§ Goal
Each line below is to be written out in full, exactly as shown.

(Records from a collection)
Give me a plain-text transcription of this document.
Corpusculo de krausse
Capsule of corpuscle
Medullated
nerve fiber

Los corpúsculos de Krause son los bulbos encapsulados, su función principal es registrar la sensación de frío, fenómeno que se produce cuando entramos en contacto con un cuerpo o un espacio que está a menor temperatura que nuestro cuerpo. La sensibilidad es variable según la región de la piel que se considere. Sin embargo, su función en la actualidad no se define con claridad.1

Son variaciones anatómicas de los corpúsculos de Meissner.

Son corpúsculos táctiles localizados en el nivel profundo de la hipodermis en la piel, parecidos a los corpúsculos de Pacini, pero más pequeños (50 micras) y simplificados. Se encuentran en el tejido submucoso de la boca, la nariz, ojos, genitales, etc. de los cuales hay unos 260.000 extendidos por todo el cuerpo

§ Worked answer
Give me a plain-text transcription of this document.
Corpusculo de krausse
Capsule of corpuscle
Medullated
nerve fiber

Los corpúsculos de Krause son los bulbos encapsulados, su función principal es registrar la sensación de frío, fenómeno que se produce cuando entramos en contacto con un cuerpo o un espacio que está a menor temperatura que nuestro cuerpo. La sensibilidad es variable según la región de la piel que se considere. Sin embargo, su función en la actualidad no se define con claridad.1

Son variaciones anatómicas de los corpúsculos de Meissner.

Son corpúsculos táctiles localizados en el nivel profundo de la hipodermis en la piel, parecidos a los corpúsculos de Pacini, pero más pequeños (50 micras) y simplificados. Se encuentran en el tejido submucoso de la boca, la nariz, ojos, genitales, etc. de los cuales hay unos 260.000 extendidos por todo el cuerpo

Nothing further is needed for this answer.